START DATA ENTRIES

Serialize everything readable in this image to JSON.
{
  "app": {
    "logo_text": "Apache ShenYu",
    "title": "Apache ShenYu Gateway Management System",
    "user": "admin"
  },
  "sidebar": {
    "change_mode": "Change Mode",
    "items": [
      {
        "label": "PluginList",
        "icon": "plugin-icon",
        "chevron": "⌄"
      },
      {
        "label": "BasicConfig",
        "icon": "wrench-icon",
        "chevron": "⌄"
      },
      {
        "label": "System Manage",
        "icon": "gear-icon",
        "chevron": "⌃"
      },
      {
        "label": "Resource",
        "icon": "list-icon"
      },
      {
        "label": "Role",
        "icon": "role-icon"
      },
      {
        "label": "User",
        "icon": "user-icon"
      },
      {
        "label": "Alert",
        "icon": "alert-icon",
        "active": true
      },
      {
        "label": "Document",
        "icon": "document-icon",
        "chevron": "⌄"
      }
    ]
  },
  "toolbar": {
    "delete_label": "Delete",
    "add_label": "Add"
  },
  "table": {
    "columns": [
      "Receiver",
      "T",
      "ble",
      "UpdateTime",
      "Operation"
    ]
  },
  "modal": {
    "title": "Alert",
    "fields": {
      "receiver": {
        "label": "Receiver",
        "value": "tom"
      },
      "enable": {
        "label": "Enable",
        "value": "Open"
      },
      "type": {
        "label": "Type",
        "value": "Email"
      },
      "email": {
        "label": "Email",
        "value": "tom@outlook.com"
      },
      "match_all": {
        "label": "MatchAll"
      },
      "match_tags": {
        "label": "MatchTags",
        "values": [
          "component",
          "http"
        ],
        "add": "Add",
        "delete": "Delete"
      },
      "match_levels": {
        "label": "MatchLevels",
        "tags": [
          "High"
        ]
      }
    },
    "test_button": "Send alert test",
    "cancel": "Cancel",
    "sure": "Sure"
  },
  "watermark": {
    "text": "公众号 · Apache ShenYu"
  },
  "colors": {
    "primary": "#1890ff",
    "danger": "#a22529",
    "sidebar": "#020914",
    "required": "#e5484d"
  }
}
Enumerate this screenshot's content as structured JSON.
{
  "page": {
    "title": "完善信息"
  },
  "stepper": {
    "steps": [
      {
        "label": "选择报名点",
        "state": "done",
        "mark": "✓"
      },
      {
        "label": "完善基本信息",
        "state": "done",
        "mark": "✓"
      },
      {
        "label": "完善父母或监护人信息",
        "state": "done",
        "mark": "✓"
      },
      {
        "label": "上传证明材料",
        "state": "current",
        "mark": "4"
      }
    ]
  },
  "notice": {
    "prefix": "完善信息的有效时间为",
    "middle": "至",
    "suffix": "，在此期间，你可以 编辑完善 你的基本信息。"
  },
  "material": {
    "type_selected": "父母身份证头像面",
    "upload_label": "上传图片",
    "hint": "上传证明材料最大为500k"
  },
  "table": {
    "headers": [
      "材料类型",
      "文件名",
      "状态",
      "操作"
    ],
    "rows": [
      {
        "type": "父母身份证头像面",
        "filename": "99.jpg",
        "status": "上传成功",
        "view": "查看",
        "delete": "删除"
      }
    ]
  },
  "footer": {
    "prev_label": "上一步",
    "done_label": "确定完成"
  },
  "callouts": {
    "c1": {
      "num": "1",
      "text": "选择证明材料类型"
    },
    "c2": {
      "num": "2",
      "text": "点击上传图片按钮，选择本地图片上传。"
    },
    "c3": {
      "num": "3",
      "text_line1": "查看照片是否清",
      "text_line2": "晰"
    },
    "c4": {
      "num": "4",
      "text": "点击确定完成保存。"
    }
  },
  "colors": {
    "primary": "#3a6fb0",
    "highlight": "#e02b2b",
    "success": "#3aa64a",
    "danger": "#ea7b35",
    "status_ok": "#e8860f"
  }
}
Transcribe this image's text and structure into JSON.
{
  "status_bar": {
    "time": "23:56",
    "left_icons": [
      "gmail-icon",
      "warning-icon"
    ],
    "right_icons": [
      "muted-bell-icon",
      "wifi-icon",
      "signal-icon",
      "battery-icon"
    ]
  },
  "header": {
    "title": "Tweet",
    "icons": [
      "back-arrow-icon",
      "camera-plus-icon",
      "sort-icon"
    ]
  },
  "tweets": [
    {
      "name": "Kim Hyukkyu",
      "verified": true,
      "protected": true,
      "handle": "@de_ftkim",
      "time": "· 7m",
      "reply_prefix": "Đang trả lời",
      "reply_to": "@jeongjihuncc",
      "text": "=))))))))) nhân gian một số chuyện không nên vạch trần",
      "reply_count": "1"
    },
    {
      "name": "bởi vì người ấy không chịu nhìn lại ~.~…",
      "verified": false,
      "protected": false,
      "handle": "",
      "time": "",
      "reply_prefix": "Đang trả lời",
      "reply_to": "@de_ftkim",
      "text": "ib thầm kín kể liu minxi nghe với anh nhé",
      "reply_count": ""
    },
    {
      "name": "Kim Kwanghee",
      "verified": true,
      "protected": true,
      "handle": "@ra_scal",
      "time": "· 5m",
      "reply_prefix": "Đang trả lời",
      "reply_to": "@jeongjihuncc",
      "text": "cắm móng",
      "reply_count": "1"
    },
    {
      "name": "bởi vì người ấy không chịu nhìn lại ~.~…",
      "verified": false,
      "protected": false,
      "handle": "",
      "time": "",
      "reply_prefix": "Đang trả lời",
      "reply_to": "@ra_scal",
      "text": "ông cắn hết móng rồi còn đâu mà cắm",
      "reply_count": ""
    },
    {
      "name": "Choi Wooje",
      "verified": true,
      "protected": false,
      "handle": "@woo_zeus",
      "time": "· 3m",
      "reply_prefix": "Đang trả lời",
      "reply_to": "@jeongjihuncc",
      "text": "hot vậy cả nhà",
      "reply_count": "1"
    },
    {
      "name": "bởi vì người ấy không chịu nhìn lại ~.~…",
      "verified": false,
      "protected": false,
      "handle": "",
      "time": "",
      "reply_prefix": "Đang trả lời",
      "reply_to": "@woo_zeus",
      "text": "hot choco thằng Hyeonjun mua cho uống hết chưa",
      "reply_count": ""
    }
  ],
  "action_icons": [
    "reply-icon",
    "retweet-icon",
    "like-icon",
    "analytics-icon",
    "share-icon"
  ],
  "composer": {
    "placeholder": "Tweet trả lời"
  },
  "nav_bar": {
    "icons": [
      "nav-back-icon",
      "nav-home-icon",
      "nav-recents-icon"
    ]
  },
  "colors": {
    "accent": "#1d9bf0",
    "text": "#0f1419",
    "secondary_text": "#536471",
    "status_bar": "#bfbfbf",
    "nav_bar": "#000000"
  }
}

END DATA ENTRIES

§ WHAT THE TASK REQUIRES
Give the entries once more, exactly as they appear.

§ EXERCISE OUTPUT
Serialize everything readable in this image to JSON.
{
  "app": {
    "logo_text": "Apache ShenYu",
    "title": "Apache ShenYu Gateway Management System",
    "user": "admin"
  },
  "sidebar": {
    "change_mode": "Change Mode",
    "items": [
      {
        "label": "PluginList",
        "icon": "plugin-icon",
        "chevron": "⌄"
      },
      {
        "label": "BasicConfig",
        "icon": "wrench-icon",
        "chevron": "⌄"
      },
      {
        "label": "System Manage",
        "icon": "gear-icon",
        "chevron": "⌃"
      },
      {
        "label": "Resource",
        "icon": "list-icon"
      },
      {
        "label": "Role",
        "icon": "role-icon"
      },
      {
        "label": "User",
        "icon": "user-icon"
      },
      {
        "label": "Alert",
        "icon": "alert-icon",
        "active": true
      },
      {
        "label": "Document",
        "icon": "document-icon",
        "chevron": "⌄"
      }
    ]
  },
  "toolbar": {
    "delete_label": "Delete",
    "add_label": "Add"
  },
  "table": {
    "columns": [
      "Receiver",
      "T",
      "ble",
      "UpdateTime",
      "Operation"
    ]
  },
  "modal": {
    "title": "Alert",
    "fields": {
      "receiver": {
        "label": "Receiver",
        "value": "tom"
      },
      "enable": {
        "label": "Enable",
        "value": "Open"
      },
      "type": {
        "label": "Type",
        "value": "Email"
      },
      "email": {
        "label": "Email",
        "value": "tom@outlook.com"
      },
      "match_all": {
        "label": "MatchAll"
      },
      "match_tags": {
        "label": "MatchTags",
        "values": [
          "component",
          "http"
        ],
        "add": "Add",
        "delete": "Delete"
      },
      "match_levels": {
        "label": "MatchLevels",
        "tags": [
          "High"
        ]
      }
    },
    "test_button": "Send alert test",
    "cancel": "Cancel",
    "sure": "Sure"
  },
  "watermark": {
    "text": "公众号 · Apache ShenYu"
  },
  "colors": {
    "primary": "#1890ff",
    "danger": "#a22529",
    "sidebar": "#020914",
    "required": "#e5484d"
  }
}
Enumerate this screenshot's content as structured JSON.
{
  "page": {
    "title": "完善信息"
  },
  "stepper": {
    "steps": [
      {
        "label": "选择报名点",
        "state": "done",
        "mark": "✓"
      },
      {
        "label": "完善基本信息",
        "state": "done",
        "mark": "✓"
      },
      {
        "label": "完善父母或监护人信息",
        "state": "done",
        "mark": "✓"
      },
      {
        "label": "上传证明材料",
        "state": "current",
        "mark": "4"
      }
    ]
  },
  "notice": {
    "prefix": "完善信息的有效时间为",
    "middle": "至",
    "suffix": "，在此期间，你可以 编辑完善 你的基本信息。"
  },
  "material": {
    "type_selected": "父母身份证头像面",
    "upload_label": "上传图片",
    "hint": "上传证明材料最大为500k"
  },
  "table": {
    "headers": [
      "材料类型",
      "文件名",
      "状态",
      "操作"
    ],
    "rows": [
      {
        "type": "父母身份证头像面",
        "filename": "99.jpg",
        "status": "上传成功",
        "view": "查看",
        "delete": "删除"
      }
    ]
  },
  "footer": {
    "prev_label": "上一步",
    "done_label": "确定完成"
  },
  "callouts": {
    "c1": {
      "num": "1",
      "text": "选择证明材料类型"
    },
    "c2": {
      "num": "2",
      "text": "点击上传图片按钮，选择本地图片上传。"
    },
    "c3": {
      "num": "3",
      "text_line1": "查看照片是否清",
      "text_line2": "晰"
    },
    "c4": {
      "num": "4",
      "text": "点击确定完成保存。"
    }
  },
  "colors": {
    "primary": "#3a6fb0",
    "highlight": "#e02b2b",
    "success": "#3aa64a",
    "danger": "#ea7b35",
    "status_ok": "#e8860f"
  }
}
Transcribe this image's text and structure into JSON.
{
  "status_bar": {
    "time": "23:56",
    "left_icons": [
      "gmail-icon",
      "warning-icon"
    ],
    "right_icons": [
      "muted-bell-icon",
      "wifi-icon",
      "signal-icon",
      "battery-icon"
    ]
  },
  "header": {
    "title": "Tweet",
    "icons": [
      "back-arrow-icon",
      "camera-plus-icon",
      "sort-icon"
    ]
  },
  "tweets": [
    {
      "name": "Kim Hyukkyu",
      "verified": true,
      "protected": true,
      "handle": "@de_ftkim",
      "time": "· 7m",
      "reply_prefix": "Đang trả lời",
      "reply_to": "@jeongjihuncc",
      "text": "=))))))))) nhân gian một số chuyện không nên vạch trần",
      "reply_count": "1"
    },
    {
      "name": "bởi vì người ấy không chịu nhìn lại ~.~…",
      "verified": false,
      "protected": false,
      "handle": "",
      "time": "",
      "reply_prefix": "Đang trả lời",
      "reply_to": "@de_ftkim",
      "text": "ib thầm kín kể liu minxi nghe với anh nhé",
      "reply_count": ""
    },
    {
      "name": "Kim Kwanghee",
      "verified": true,
      "protected": true,
      "handle": "@ra_scal",
      "time": "· 5m",
      "reply_prefix": "Đang trả lời",
      "reply_to": "@jeongjihuncc",
      "text": "cắm móng",
      "reply_count": "1"
    },
    {
      "name": "bởi vì người ấy không chịu nhìn lại ~.~…",
      "verified": false,
      "protected": false,
      "handle": "",
      "time": "",
      "reply_prefix": "Đang trả lời",
      "reply_to": "@ra_scal",
      "text": "ông cắn hết móng rồi còn đâu mà cắm",
      "reply_count": ""
    },
    {
      "name": "Choi Wooje",
      "verified": true,
      "protected": false,
      "handle": "@woo_zeus",
      "time": "· 3m",
      "reply_prefix": "Đang trả lời",
      "reply_to": "@jeongjihuncc",
      "text": "hot vậy cả nhà",
      "reply_count": "1"
    },
    {
      "name": "bởi vì người ấy không chịu nhìn lại ~.~…",
      "verified": false,
      "protected": false,
      "handle": "",
      "time": "",
      "reply_prefix": "Đang trả lời",
      "reply_to": "@woo_zeus",
      "text": "hot choco thằng Hyeonjun mua cho uống hết chưa",
      "reply_count": ""
    }
  ],
  "action_icons": [
    "reply-icon",
    "retweet-icon",
    "like-icon",
    "analytics-icon",
    "share-icon"
  ],
  "composer": {
    "placeholder": "Tweet trả lời"
  },
  "nav_bar": {
    "icons": [
      "nav-back-icon",
      "nav-home-icon",
      "nav-recents-icon"
    ]
  },
  "colors": {
    "accent": "#1d9bf0",
    "text": "#0f1419",
    "secondary_text": "#536471",
    "status_bar": "#bfbfbf",
    "nav_bar": "#000000"
  }
}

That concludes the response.